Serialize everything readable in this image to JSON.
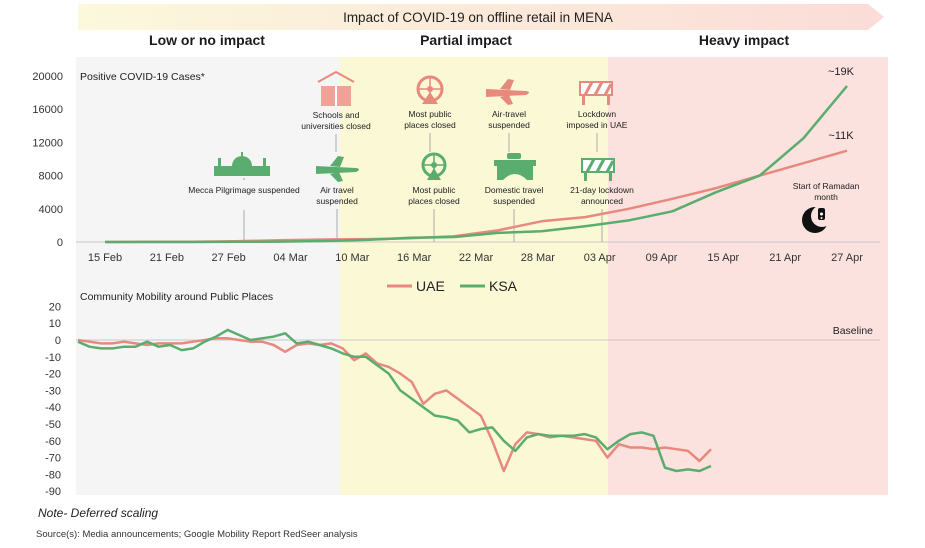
{
  "chart_data": {
    "title": "Impact of COVID-19 on offline retail in MENA",
    "phases": [
      "Low or no impact",
      "Partial impact",
      "Heavy impact"
    ],
    "type": "line",
    "cases": {
      "title": "Positive COVID-19 Cases*",
      "x_ticks": [
        "15 Feb",
        "21 Feb",
        "27 Feb",
        "04 Mar",
        "10 Mar",
        "16 Mar",
        "22 Mar",
        "28 Mar",
        "03 Apr",
        "09 Apr",
        "15 Apr",
        "21 Apr",
        "27 Apr"
      ],
      "y_ticks": [
        "20000",
        "16000",
        "12000",
        "8000",
        "4000",
        "0"
      ],
      "ylim": [
        0,
        20000
      ],
      "series": [
        {
          "name": "UAE",
          "color": "#e8897d",
          "values": [
            0,
            20,
            40,
            100,
            200,
            300,
            350,
            450,
            700,
            1400,
            2500,
            3000,
            4000,
            5200,
            6500,
            8000,
            9500,
            11000
          ]
        },
        {
          "name": "KSA",
          "color": "#5aad6e",
          "values": [
            0,
            0,
            0,
            20,
            50,
            120,
            250,
            500,
            600,
            1100,
            1300,
            1900,
            2600,
            3700,
            6000,
            8000,
            12500,
            18800
          ]
        }
      ],
      "end_labels": [
        "~19K",
        "~11K"
      ],
      "ramadan_label": "Start of Ramadan month"
    },
    "events": [
      {
        "label": "Mecca Pilgrimage suspended",
        "icon": "mosque-icon"
      },
      {
        "label": "Schools and universities closed",
        "icon": "school-icon"
      },
      {
        "label": "Air travel suspended",
        "icon": "airplane-icon"
      },
      {
        "label": "Most public places closed",
        "icon": "ferris-wheel-icon"
      },
      {
        "label": "Most public places closed",
        "icon": "ferris-wheel-icon"
      },
      {
        "label": "Air-travel suspended",
        "icon": "airplane-icon"
      },
      {
        "label": "Domestic travel suspended",
        "icon": "bridge-car-icon"
      },
      {
        "label": "Lockdown imposed in UAE",
        "icon": "barrier-icon"
      },
      {
        "label": "21-day lockdown announced",
        "icon": "barrier-icon"
      }
    ],
    "mobility": {
      "title": "Community Mobility around Public Places",
      "y_ticks": [
        "20",
        "10",
        "0",
        "-10",
        "-20",
        "-30",
        "-40",
        "-50",
        "-60",
        "-70",
        "-80",
        "-90"
      ],
      "ylim": [
        -90,
        20
      ],
      "baseline_label": "Baseline",
      "series": [
        {
          "name": "UAE",
          "color": "#e8897d",
          "values": [
            0,
            -1,
            -2,
            -2,
            -1,
            -2,
            -3,
            -2,
            -2,
            -2,
            -1,
            0,
            1,
            1,
            0,
            -1,
            -1,
            -3,
            -7,
            -3,
            -2,
            -3,
            -2,
            -5,
            -12,
            -8,
            -14,
            -16,
            -20,
            -25,
            -38,
            -32,
            -30,
            -35,
            -40,
            -45,
            -60,
            -78,
            -62,
            -55,
            -56,
            -58,
            -57,
            -58,
            -59,
            -60,
            -70,
            -62,
            -64,
            -64,
            -65,
            -64,
            -65,
            -66,
            -72,
            -65
          ]
        },
        {
          "name": "KSA",
          "color": "#5aad6e",
          "values": [
            -1,
            -4,
            -5,
            -5,
            -4,
            -4,
            -1,
            -4,
            -3,
            -6,
            -5,
            -1,
            2,
            6,
            3,
            0,
            1,
            2,
            4,
            -2,
            -1,
            -3,
            -5,
            -8,
            -10,
            -10,
            -15,
            -20,
            -30,
            -35,
            -40,
            -45,
            -46,
            -48,
            -55,
            -53,
            -52,
            -60,
            -66,
            -58,
            -56,
            -57,
            -57,
            -57,
            -56,
            -58,
            -65,
            -60,
            -56,
            -55,
            -57,
            -76,
            -78,
            -77,
            -78,
            -75
          ]
        }
      ]
    },
    "legend": [
      "UAE",
      "KSA"
    ],
    "colors": {
      "low": "#f4f4f4",
      "partial": "#fbf8d6",
      "heavy": "#fbe4e2",
      "uae": "#e8897d",
      "ksa": "#5aad6e"
    }
  },
  "footer": {
    "note": "Note- Deferred scaling",
    "source": "Source(s): Media announcements; Google Mobility Report RedSeer analysis"
  }
}
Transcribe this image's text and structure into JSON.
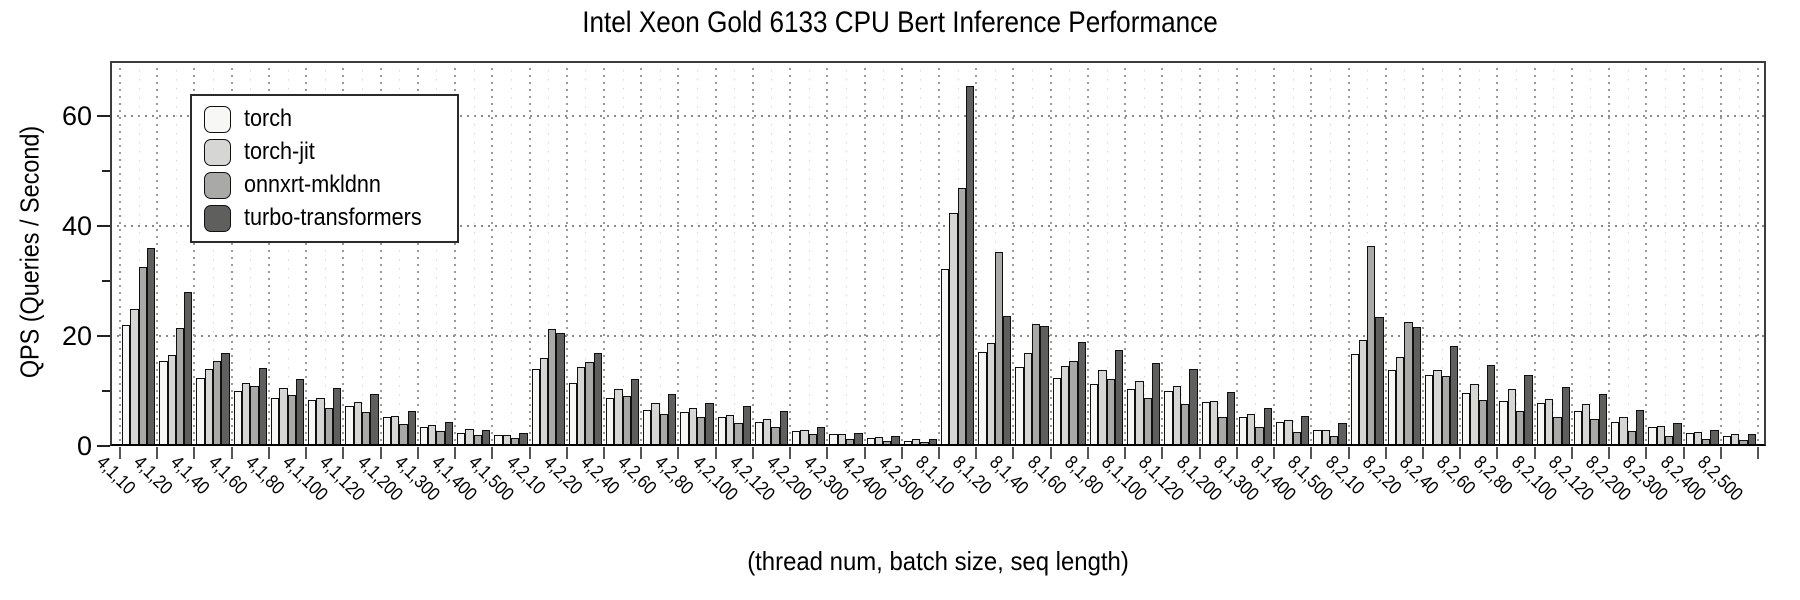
{
  "chart_data": {
    "type": "bar",
    "title": "Intel Xeon Gold 6133 CPU Bert Inference Performance",
    "xlabel": "(thread num, batch size, seq length)",
    "ylabel": "QPS (Queries / Second)",
    "ylim": [
      0,
      70
    ],
    "yticks_major": [
      0,
      20,
      40,
      60
    ],
    "yticks_minor": [
      10,
      30,
      50
    ],
    "grid": "dotted horizontal lines at major yticks, dotted vertical lines at cluster boundaries",
    "legend_position": "upper left",
    "categories": [
      "4,1,10",
      "4,1,20",
      "4,1,40",
      "4,1,60",
      "4,1,80",
      "4,1,100",
      "4,1,120",
      "4,1,200",
      "4,1,300",
      "4,1,400",
      "4,1,500",
      "4,2,10",
      "4,2,20",
      "4,2,40",
      "4,2,60",
      "4,2,80",
      "4,2,100",
      "4,2,120",
      "4,2,200",
      "4,2,300",
      "4,2,400",
      "4,2,500",
      "8,1,10",
      "8,1,20",
      "8,1,40",
      "8,1,60",
      "8,1,80",
      "8,1,100",
      "8,1,120",
      "8,1,200",
      "8,1,300",
      "8,1,400",
      "8,1,500",
      "8,2,10",
      "8,2,20",
      "8,2,40",
      "8,2,60",
      "8,2,80",
      "8,2,100",
      "8,2,120",
      "8,2,200",
      "8,2,300",
      "8,2,400",
      "8,2,500"
    ],
    "series": [
      {
        "name": "torch",
        "color": "#f7f7f5",
        "values": [
          22,
          15.5,
          12.3,
          10,
          8.7,
          8.3,
          7.3,
          5.2,
          3.5,
          2.4,
          2.0,
          14,
          11.4,
          8.8,
          6.6,
          6.2,
          5.2,
          4.3,
          2.8,
          2.1,
          1.5,
          0.9,
          32.2,
          17.1,
          14.3,
          12.4,
          11.3,
          10.4,
          10.0,
          8.0,
          5.3,
          4.4,
          3.0,
          16.8,
          13.8,
          13.0,
          9.7,
          8.2,
          7.9,
          6.4,
          4.4,
          3.5,
          2.4,
          1.9
        ]
      },
      {
        "name": "torch-jit",
        "color": "#d6d6d4",
        "values": [
          25,
          16.5,
          14,
          11.5,
          10.6,
          8.8,
          8.0,
          5.5,
          3.8,
          3.1,
          2.0,
          16,
          14.4,
          10.3,
          7.8,
          6.9,
          5.7,
          5.0,
          3.0,
          2.1,
          1.6,
          1.2,
          42.3,
          18.8,
          16.9,
          14.5,
          13.9,
          11.8,
          10.9,
          8.1,
          5.8,
          4.7,
          3.0,
          19.2,
          16.2,
          13.8,
          11.2,
          10.3,
          8.6,
          7.7,
          5.3,
          3.6,
          2.5,
          2.1
        ]
      },
      {
        "name": "onnxrt-mkldnn",
        "color": "#a9a9a7",
        "values": [
          32.5,
          21.5,
          15.5,
          11,
          9.3,
          7.0,
          6.2,
          4.0,
          2.7,
          2.0,
          1.5,
          21.2,
          15.3,
          9.1,
          5.9,
          5.2,
          4.2,
          3.5,
          2.1,
          1.3,
          0.9,
          0.7,
          46.9,
          35.2,
          22.2,
          15.4,
          12.1,
          8.8,
          7.6,
          5.3,
          3.5,
          2.5,
          1.8,
          36.4,
          22.6,
          12.7,
          8.3,
          6.4,
          5.3,
          4.9,
          2.7,
          1.9,
          1.2,
          1.1
        ]
      },
      {
        "name": "turbo-transformers",
        "color": "#5f5f5d",
        "values": [
          36,
          28,
          17,
          14.2,
          12.2,
          10.6,
          9.5,
          6.4,
          4.3,
          3.0,
          2.3,
          20.5,
          17.0,
          12.2,
          9.5,
          7.8,
          7.3,
          6.3,
          3.4,
          2.3,
          1.8,
          1.2,
          65.4,
          23.7,
          21.8,
          18.9,
          17.4,
          15.1,
          14.0,
          9.9,
          6.9,
          5.5,
          4.1,
          23.5,
          21.6,
          18.1,
          14.8,
          12.9,
          10.8,
          9.5,
          6.5,
          4.1,
          3.0,
          2.2
        ]
      }
    ]
  }
}
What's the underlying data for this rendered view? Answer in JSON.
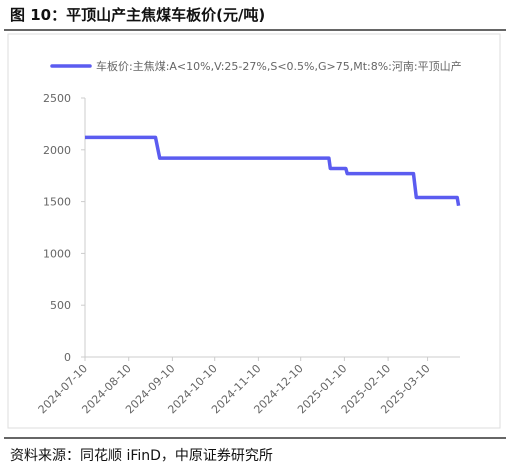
{
  "chart_data": {
    "type": "line",
    "title": "图 10：平顶山产主焦煤车板价(元/吨)",
    "source": "资料来源：同花顺 iFinD，中原证券研究所",
    "x": [
      "2024-07-10",
      "2024-08-29",
      "2024-09-01",
      "2024-12-30",
      "2024-12-31",
      "2025-01-11",
      "2025-01-12",
      "2025-02-28",
      "2025-03-02",
      "2025-03-31",
      "2025-04-01"
    ],
    "series": [
      {
        "name": "车板价:主焦煤:A<10%,V:25-27%,S<0.5%,G>75,Mt:8%:河南:平顶山产",
        "color": "#5b5cf0",
        "values": [
          2120,
          2120,
          1920,
          1920,
          1820,
          1820,
          1770,
          1770,
          1540,
          1540,
          1460
        ]
      }
    ],
    "xlim": [
      "2024-07-10",
      "2025-04-02"
    ],
    "xticks": [
      "2024-07-10",
      "2024-08-10",
      "2024-09-10",
      "2024-10-10",
      "2024-11-10",
      "2024-12-10",
      "2025-01-10",
      "2025-02-10",
      "2025-03-10"
    ],
    "ylim": [
      0,
      2500
    ],
    "yticks": [
      0,
      500,
      1000,
      1500,
      2000,
      2500
    ],
    "grid": false,
    "legend": "top"
  }
}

__What the task requires__.
Lines containing the word "name" are to be counted in the listing; state their number alone.

__Written response__.
9